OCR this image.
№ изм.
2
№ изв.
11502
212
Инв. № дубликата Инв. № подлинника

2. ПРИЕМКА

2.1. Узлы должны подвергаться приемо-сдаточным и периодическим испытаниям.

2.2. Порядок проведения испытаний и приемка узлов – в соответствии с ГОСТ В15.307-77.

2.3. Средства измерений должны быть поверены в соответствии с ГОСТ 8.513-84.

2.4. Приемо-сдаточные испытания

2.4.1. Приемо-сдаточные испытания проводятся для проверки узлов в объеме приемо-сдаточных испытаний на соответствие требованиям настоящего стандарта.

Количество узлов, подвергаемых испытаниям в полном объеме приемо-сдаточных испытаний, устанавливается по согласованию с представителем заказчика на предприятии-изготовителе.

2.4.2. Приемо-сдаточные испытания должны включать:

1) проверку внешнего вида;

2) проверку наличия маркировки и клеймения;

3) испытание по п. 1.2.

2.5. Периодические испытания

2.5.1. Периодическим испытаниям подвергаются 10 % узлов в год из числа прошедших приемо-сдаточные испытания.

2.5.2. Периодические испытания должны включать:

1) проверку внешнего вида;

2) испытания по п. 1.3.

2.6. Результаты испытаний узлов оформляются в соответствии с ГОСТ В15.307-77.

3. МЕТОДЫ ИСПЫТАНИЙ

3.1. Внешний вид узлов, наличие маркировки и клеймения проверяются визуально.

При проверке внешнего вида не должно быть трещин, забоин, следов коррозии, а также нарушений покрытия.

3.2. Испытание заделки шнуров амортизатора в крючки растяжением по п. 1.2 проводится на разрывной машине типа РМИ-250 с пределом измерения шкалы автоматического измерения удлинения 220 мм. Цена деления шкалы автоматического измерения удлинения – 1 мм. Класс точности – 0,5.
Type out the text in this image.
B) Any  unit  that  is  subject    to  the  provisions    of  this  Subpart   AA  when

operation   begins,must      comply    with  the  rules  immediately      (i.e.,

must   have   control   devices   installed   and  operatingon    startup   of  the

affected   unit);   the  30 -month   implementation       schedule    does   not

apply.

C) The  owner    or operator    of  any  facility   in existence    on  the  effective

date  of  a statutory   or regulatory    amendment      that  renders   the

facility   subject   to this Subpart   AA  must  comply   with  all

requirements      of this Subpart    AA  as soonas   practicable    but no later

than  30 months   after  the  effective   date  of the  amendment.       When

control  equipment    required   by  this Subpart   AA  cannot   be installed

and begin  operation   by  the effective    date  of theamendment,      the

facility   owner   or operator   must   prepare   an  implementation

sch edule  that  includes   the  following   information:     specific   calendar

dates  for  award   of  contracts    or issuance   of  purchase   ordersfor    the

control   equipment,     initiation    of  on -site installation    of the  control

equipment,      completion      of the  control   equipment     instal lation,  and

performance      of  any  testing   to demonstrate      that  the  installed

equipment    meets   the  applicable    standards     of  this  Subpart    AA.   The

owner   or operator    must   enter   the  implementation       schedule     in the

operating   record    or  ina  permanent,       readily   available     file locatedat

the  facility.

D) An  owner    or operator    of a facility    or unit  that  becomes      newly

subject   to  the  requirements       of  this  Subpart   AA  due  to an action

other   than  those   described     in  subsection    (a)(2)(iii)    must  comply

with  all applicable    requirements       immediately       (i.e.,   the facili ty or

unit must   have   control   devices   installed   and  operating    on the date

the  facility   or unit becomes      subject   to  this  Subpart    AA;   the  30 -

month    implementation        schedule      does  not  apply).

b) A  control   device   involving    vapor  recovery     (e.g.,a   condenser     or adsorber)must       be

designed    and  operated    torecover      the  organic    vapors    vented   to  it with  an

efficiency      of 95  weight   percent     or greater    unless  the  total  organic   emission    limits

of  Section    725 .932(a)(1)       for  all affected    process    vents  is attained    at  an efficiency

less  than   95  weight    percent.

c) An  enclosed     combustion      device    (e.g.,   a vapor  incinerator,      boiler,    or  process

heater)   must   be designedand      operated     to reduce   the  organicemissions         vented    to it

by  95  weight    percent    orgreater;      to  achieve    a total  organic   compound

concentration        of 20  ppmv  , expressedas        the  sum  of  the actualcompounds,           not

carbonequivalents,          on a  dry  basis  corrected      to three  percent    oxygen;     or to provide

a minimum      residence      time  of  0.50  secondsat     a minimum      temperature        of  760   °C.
++++++
DO THIS:
Among the lines of the data above, count those holding "efficiency" and state only the number.

RESULT:
2